_Supplied data_
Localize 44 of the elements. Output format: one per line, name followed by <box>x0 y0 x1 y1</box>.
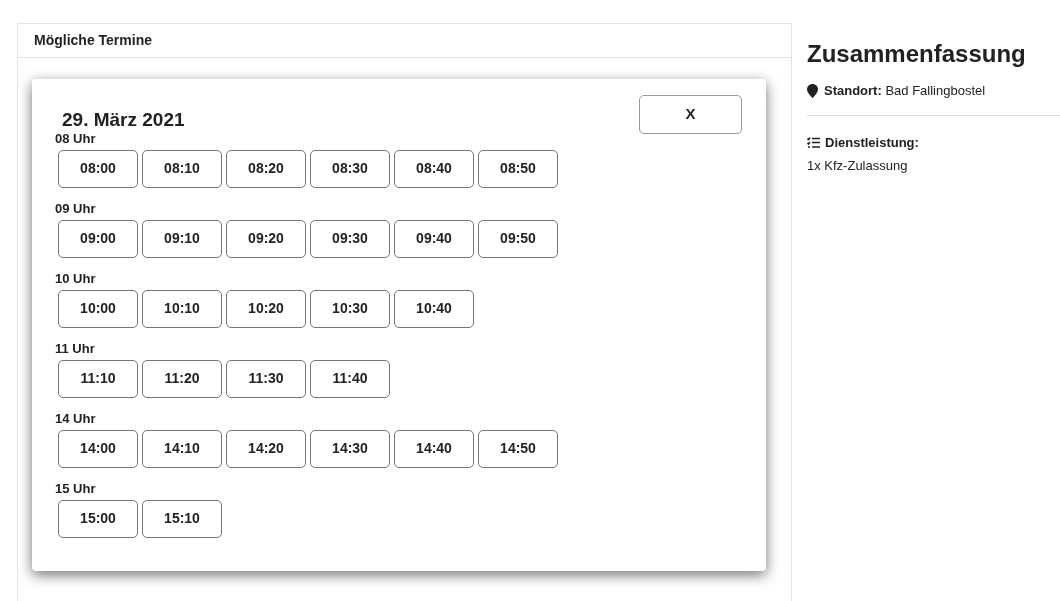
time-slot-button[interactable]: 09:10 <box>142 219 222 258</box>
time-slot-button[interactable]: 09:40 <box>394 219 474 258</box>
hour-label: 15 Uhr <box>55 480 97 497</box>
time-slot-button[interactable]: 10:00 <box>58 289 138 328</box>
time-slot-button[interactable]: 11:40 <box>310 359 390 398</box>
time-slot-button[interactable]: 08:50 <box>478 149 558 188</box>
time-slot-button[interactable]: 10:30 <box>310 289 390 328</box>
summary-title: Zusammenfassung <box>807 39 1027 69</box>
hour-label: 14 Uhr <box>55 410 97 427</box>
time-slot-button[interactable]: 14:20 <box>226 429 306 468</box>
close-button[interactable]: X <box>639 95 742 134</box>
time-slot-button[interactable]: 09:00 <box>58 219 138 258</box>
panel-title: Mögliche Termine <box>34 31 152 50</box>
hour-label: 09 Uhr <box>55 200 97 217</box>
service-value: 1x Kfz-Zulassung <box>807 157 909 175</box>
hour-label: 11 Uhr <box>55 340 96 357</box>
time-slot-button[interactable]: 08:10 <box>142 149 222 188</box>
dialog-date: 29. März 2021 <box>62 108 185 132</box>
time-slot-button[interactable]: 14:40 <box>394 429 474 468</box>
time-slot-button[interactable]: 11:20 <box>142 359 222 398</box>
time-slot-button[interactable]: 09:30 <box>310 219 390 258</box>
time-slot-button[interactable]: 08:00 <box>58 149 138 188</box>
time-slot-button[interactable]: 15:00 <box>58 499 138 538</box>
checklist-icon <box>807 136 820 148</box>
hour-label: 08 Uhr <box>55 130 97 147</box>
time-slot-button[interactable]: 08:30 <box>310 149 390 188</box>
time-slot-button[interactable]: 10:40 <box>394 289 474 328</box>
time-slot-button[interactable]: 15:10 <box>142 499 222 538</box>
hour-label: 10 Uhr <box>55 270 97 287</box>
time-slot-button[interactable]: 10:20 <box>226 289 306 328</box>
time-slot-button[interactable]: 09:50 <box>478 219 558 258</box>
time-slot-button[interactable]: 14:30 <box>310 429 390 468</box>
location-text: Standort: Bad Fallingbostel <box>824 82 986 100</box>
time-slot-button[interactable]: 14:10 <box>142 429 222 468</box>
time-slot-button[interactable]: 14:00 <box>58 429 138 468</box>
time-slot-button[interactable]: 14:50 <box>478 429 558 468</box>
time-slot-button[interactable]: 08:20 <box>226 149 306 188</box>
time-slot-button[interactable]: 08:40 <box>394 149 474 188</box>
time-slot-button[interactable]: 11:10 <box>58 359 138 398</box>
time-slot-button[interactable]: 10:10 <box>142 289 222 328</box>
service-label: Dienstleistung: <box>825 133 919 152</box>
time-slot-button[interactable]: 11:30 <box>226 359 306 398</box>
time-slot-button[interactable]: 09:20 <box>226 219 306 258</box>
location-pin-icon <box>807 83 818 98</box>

_Short problem_
Please transcribe all of the material above verbatim, line by line, and leave the pictures out of your answer.

_Response for this exercise_
Localize 44 of the elements. Output format: one per line, name followed by <box>x0 y0 x1 y1</box>.
time-slot-button[interactable]: 09:10 <box>142 219 222 258</box>
time-slot-button[interactable]: 09:40 <box>394 219 474 258</box>
hour-label: 15 Uhr <box>55 480 97 497</box>
time-slot-button[interactable]: 10:00 <box>58 289 138 328</box>
time-slot-button[interactable]: 11:40 <box>310 359 390 398</box>
time-slot-button[interactable]: 08:50 <box>478 149 558 188</box>
time-slot-button[interactable]: 10:30 <box>310 289 390 328</box>
summary-title: Zusammenfassung <box>807 39 1027 69</box>
hour-label: 14 Uhr <box>55 410 97 427</box>
time-slot-button[interactable]: 14:20 <box>226 429 306 468</box>
close-button[interactable]: X <box>639 95 742 134</box>
time-slot-button[interactable]: 09:00 <box>58 219 138 258</box>
panel-title: Mögliche Termine <box>34 31 152 50</box>
hour-label: 09 Uhr <box>55 200 97 217</box>
service-value: 1x Kfz-Zulassung <box>807 157 909 175</box>
hour-label: 11 Uhr <box>55 340 96 357</box>
time-slot-button[interactable]: 08:10 <box>142 149 222 188</box>
dialog-date: 29. März 2021 <box>62 108 185 132</box>
time-slot-button[interactable]: 14:40 <box>394 429 474 468</box>
time-slot-button[interactable]: 11:20 <box>142 359 222 398</box>
time-slot-button[interactable]: 09:30 <box>310 219 390 258</box>
time-slot-button[interactable]: 08:00 <box>58 149 138 188</box>
time-slot-button[interactable]: 15:00 <box>58 499 138 538</box>
checklist-icon <box>807 136 820 148</box>
hour-label: 08 Uhr <box>55 130 97 147</box>
time-slot-button[interactable]: 08:30 <box>310 149 390 188</box>
time-slot-button[interactable]: 10:40 <box>394 289 474 328</box>
time-slot-button[interactable]: 15:10 <box>142 499 222 538</box>
hour-label: 10 Uhr <box>55 270 97 287</box>
time-slot-button[interactable]: 10:20 <box>226 289 306 328</box>
time-slot-button[interactable]: 09:50 <box>478 219 558 258</box>
time-slot-button[interactable]: 14:30 <box>310 429 390 468</box>
location-text: Standort: Bad Fallingbostel <box>824 82 986 100</box>
time-slot-button[interactable]: 14:10 <box>142 429 222 468</box>
time-slot-button[interactable]: 14:00 <box>58 429 138 468</box>
time-slot-button[interactable]: 14:50 <box>478 429 558 468</box>
time-slot-button[interactable]: 08:20 <box>226 149 306 188</box>
time-slot-button[interactable]: 08:40 <box>394 149 474 188</box>
time-slot-button[interactable]: 11:10 <box>58 359 138 398</box>
time-slot-button[interactable]: 10:10 <box>142 289 222 328</box>
service-label: Dienstleistung: <box>825 133 919 152</box>
time-slot-button[interactable]: 11:30 <box>226 359 306 398</box>
time-slot-button[interactable]: 09:20 <box>226 219 306 258</box>
location-pin-icon <box>807 83 818 98</box>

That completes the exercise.